* **Document section**:
◇ ◇ ◇ ◇
Courtney: I need to tell Anna that yes, I am. Yes, you might is fun. I think my favorite memories is like just taking that trip out there.
Rebecca: So I agree I was this day. That's definitely been my favorite memory to the the funniest part of that trip was on the way there. We, I think, was on the way. There we one of our flights got delayed and we when we landed in our layover wherever we were, we this is on our own. My Instagram Stories under like one of my travel highlights. So if anybody wants to go find it, so we had just landed. Yeah. When you sleep, it was so funny. So we had just landed and we were in terminal like A. And we need to get to Terminal D or something like that. And we had probably ten minutes to run. We literally we started off like kind of walking fast and then like morphed into like a light jog. And then by the end, we were sprinting through the airport trying to catch our flight because like we, we were not going to make it. And so we were like huffing and puffing, running with our carry ons like we. Good news is we made it, but we like, barely made it.
◇ ◇ ◇ ◇
* **To be done**:
a) In the conversation about the trip, where can the airport story be found?
b) Write the next few sentences of the conversation about the trip, picking up right after its final line.

* **Spatial layout rows**:
◇ ◇ ◇ ◇
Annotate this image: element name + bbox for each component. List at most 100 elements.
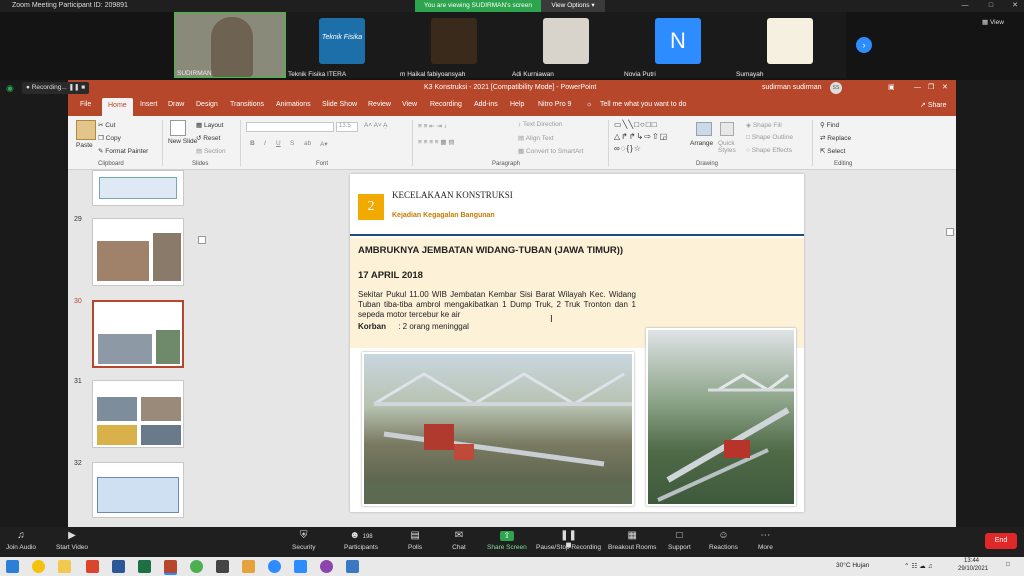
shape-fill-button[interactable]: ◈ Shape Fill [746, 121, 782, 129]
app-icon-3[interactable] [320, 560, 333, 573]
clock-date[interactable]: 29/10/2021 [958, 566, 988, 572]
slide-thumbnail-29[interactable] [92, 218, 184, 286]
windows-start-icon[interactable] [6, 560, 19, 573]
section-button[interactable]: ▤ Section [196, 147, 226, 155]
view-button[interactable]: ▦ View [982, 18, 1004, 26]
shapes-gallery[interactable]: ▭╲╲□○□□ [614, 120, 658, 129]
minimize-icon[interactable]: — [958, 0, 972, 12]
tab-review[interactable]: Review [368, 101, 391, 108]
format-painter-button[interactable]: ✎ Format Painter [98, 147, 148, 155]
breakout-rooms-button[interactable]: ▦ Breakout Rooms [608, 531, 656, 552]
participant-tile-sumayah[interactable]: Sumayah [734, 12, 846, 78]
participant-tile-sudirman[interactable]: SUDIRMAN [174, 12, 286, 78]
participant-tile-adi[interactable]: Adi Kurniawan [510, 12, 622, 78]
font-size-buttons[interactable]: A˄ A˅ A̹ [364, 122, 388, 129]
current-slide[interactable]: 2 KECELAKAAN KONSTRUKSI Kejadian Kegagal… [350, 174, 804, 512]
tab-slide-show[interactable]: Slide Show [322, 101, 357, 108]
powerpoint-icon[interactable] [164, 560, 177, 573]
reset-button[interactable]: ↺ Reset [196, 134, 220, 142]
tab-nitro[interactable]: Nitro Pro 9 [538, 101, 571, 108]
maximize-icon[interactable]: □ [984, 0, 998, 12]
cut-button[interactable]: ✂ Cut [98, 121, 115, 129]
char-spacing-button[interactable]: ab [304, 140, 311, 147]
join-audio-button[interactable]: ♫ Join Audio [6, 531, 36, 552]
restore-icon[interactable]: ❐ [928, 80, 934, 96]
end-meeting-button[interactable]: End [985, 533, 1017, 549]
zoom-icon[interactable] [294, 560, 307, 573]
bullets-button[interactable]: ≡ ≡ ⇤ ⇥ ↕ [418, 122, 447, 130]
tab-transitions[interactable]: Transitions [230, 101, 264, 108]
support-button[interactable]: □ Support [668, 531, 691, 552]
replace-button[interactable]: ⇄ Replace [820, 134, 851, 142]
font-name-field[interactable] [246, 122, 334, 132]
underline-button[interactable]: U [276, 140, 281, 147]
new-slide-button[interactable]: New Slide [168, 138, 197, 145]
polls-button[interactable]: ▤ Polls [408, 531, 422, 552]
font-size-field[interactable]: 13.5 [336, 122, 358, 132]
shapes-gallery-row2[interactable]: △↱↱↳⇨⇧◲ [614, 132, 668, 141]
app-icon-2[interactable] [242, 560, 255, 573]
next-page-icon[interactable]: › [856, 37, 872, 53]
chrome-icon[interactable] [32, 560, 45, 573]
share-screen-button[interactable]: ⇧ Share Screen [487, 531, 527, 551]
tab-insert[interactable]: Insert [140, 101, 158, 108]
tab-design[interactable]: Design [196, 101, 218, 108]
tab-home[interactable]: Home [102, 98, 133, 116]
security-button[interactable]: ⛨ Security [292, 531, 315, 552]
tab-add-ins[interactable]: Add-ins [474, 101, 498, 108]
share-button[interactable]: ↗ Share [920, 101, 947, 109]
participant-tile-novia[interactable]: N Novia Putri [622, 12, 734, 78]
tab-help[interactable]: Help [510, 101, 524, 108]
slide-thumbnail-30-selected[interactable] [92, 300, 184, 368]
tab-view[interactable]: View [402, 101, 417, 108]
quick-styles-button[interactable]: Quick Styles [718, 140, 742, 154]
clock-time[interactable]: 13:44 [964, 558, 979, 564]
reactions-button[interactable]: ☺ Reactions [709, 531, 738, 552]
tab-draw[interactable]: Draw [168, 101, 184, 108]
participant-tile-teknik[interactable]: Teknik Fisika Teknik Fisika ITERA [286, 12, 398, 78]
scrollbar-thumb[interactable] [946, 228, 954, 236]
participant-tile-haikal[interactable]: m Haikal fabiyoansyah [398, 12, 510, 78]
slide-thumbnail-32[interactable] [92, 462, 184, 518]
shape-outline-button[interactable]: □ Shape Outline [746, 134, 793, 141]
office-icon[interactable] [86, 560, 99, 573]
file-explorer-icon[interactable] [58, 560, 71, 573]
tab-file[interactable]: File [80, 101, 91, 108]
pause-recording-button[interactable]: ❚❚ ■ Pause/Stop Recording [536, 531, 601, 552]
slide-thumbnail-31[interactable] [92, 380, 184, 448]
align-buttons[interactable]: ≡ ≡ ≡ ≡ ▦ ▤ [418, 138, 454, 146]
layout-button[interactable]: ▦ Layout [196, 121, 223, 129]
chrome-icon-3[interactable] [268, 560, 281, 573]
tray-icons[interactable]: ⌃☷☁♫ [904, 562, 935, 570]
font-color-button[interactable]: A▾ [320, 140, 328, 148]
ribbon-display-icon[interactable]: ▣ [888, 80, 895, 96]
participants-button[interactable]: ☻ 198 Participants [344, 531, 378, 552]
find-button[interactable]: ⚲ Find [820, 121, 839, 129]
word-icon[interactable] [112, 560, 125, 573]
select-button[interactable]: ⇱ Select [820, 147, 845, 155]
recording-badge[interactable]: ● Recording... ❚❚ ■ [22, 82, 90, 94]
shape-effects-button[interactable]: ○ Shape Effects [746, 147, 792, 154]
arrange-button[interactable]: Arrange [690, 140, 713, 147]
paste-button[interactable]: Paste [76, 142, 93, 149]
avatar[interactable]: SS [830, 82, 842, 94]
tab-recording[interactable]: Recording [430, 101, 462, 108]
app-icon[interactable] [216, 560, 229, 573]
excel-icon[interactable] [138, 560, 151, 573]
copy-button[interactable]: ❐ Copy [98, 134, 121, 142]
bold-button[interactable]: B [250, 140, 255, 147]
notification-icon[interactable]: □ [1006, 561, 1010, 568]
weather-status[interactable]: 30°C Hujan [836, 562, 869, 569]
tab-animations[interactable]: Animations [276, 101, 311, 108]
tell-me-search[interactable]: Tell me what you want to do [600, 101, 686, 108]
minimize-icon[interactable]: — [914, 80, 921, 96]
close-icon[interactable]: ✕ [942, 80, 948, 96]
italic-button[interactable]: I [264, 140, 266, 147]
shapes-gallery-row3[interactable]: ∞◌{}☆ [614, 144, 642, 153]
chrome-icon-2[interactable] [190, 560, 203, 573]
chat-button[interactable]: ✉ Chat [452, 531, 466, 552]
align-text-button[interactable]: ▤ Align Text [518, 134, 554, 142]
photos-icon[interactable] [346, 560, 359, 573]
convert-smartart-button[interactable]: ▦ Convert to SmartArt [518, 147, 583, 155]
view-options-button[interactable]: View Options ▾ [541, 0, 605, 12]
◇ ◇ ◇ ◇
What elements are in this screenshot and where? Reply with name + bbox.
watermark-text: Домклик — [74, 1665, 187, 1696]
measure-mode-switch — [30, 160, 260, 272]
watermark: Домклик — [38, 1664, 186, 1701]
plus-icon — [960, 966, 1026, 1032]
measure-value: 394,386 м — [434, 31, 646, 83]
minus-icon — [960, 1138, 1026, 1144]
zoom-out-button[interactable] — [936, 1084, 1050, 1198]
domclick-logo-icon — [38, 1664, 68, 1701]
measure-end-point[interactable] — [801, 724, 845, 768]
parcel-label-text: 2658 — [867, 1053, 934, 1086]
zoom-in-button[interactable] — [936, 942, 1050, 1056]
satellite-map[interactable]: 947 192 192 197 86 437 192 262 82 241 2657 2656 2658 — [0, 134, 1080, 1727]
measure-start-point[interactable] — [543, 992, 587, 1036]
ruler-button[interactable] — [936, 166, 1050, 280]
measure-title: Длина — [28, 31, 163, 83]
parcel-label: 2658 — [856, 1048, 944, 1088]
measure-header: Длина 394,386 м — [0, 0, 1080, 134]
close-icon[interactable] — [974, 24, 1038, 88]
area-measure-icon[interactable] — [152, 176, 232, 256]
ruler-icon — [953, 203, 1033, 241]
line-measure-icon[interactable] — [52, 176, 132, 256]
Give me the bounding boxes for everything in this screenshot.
◇ ◇ ◇ ◇
* **Responses per task**:
a) In Rebecca's Instagram Stories, under one of the travel highlights.

b)
Courtney: We barely made it. Oh my gosh. Almost literally. Probably like the last people to board. Yes. Oh my god. OK. I did find it. It's under her travel thing. It is pretty hilarious. You all got to go watch it. I mean, we are running. Yeah, and we both have never been to the airport.
Rebecca: And it was big.
Courtney: If you ask all my friends, I'm literally the person that is like, Don't fly with us because I always get delayed or I canceled flights. And my husband found that out very early when he dated me and we were canceled on a flight and I was like, How are we going to make it to Michigan? Oh my. So he goes, You have the worst flight. I was like, Yep, don't fly with me. That's so funny. That's like, I got a taste of flying.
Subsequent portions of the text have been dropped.